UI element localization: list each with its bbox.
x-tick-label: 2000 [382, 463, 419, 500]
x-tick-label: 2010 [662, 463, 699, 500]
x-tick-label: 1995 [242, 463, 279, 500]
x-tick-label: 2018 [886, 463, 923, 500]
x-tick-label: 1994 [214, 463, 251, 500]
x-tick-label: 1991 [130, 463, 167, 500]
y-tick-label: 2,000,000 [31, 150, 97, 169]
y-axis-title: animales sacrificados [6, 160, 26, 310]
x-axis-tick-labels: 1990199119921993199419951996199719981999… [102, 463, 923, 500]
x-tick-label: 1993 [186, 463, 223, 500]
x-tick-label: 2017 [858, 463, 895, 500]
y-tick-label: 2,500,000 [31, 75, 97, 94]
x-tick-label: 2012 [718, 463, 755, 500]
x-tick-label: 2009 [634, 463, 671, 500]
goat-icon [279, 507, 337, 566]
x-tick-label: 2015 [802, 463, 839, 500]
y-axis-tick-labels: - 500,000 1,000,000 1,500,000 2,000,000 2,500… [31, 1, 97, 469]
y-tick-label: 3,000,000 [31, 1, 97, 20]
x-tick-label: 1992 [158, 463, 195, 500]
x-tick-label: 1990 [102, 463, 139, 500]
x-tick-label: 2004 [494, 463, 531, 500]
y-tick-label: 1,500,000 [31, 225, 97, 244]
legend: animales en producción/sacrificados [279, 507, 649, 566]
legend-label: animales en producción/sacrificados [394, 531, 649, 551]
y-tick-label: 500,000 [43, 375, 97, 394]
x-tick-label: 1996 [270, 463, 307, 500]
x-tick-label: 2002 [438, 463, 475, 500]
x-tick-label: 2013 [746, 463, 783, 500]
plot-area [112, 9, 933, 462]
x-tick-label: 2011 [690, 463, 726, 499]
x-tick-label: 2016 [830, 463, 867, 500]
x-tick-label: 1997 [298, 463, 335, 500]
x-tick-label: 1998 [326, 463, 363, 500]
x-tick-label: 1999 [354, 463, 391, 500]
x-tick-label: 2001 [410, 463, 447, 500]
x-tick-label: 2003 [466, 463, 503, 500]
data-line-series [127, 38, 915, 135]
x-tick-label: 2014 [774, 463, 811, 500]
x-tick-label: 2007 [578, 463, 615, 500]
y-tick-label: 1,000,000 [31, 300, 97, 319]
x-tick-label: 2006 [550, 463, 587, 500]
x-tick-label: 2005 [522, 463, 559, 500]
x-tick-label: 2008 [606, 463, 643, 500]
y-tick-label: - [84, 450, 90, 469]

──────────

Описание задачи — Перепишите записи с самого начала до строки с «legend-label: animales en» включительно, заменив «goat-icon» на «sheep-icon». Все остальное оставьте без изменений.

Результат —
UI element localization: list each with its bbox.
x-tick-label: 2000 [382, 463, 419, 500]
x-tick-label: 2010 [662, 463, 699, 500]
x-tick-label: 1995 [242, 463, 279, 500]
x-tick-label: 2018 [886, 463, 923, 500]
x-tick-label: 1994 [214, 463, 251, 500]
x-tick-label: 1991 [130, 463, 167, 500]
y-tick-label: 2,000,000 [31, 150, 97, 169]
y-axis-title: animales sacrificados [6, 160, 26, 310]
x-axis-tick-labels: 1990199119921993199419951996199719981999… [102, 463, 923, 500]
x-tick-label: 1993 [186, 463, 223, 500]
x-tick-label: 2017 [858, 463, 895, 500]
y-tick-label: 2,500,000 [31, 75, 97, 94]
x-tick-label: 2012 [718, 463, 755, 500]
x-tick-label: 2009 [634, 463, 671, 500]
sheep-icon [279, 507, 337, 566]
x-tick-label: 2015 [802, 463, 839, 500]
y-axis-tick-labels: - 500,000 1,000,000 1,500,000 2,000,000 2,500… [31, 1, 97, 469]
y-tick-label: 3,000,000 [31, 1, 97, 20]
x-tick-label: 1992 [158, 463, 195, 500]
x-tick-label: 1990 [102, 463, 139, 500]
x-tick-label: 2004 [494, 463, 531, 500]
y-tick-label: 1,500,000 [31, 225, 97, 244]
legend: animales en producción/sacrificados [279, 507, 649, 566]
legend-label: animales en producción/sacrificados [394, 531, 649, 551]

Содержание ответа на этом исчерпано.